[Recorded data]
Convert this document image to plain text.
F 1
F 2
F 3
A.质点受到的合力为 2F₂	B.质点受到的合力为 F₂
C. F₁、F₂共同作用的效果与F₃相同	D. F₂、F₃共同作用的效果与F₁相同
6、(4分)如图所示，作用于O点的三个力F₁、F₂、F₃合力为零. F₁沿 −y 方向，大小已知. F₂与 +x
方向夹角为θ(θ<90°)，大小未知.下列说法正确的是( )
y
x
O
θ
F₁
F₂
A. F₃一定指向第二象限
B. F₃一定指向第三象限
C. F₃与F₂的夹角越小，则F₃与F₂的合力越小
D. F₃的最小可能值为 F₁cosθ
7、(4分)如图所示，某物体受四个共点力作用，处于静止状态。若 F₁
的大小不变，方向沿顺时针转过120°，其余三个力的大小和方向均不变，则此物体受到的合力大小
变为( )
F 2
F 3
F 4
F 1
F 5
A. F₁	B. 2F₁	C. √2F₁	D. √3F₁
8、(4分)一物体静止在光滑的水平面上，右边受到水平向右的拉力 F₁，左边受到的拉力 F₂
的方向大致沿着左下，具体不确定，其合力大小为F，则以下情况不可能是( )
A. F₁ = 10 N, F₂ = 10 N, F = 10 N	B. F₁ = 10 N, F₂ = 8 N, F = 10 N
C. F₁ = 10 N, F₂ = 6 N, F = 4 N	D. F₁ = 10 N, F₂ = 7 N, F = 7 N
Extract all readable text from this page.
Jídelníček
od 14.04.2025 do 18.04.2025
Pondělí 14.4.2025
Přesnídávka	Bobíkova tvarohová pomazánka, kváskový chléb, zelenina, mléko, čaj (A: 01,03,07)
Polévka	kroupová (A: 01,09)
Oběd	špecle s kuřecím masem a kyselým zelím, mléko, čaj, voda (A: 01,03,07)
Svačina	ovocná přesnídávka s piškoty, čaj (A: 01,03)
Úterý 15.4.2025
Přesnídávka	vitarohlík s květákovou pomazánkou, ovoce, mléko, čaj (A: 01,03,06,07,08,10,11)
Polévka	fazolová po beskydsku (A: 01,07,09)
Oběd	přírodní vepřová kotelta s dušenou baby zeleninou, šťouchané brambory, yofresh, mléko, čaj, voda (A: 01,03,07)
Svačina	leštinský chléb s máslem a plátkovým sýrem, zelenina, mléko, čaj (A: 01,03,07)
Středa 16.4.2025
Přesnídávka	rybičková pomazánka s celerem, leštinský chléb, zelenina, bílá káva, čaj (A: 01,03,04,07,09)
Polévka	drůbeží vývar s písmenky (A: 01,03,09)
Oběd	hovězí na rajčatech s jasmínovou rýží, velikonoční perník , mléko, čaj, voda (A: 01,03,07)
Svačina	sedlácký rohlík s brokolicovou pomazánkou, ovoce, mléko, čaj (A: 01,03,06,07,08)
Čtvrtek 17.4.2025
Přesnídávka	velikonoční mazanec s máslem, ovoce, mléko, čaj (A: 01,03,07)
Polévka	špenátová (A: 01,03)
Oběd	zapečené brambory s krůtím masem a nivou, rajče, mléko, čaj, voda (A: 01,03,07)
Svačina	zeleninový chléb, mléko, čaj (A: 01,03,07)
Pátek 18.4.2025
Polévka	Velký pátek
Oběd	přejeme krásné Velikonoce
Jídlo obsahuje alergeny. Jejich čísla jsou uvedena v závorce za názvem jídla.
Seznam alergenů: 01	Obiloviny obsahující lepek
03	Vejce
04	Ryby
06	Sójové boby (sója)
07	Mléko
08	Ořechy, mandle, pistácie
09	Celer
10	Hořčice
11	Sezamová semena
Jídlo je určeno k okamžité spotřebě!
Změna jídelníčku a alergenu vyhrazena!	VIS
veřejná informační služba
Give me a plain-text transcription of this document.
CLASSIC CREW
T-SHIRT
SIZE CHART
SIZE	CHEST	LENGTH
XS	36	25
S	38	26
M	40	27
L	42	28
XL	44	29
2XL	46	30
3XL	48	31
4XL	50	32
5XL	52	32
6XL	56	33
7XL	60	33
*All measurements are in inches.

→ **INSTRUCTIONS FOR THE TASK**
Reproduce each line from the records that contains the word "plain".

→ **RESPONSE TO THE EXERCISE**
Convert this document image to plain text.
Give me a plain-text transcription of this document.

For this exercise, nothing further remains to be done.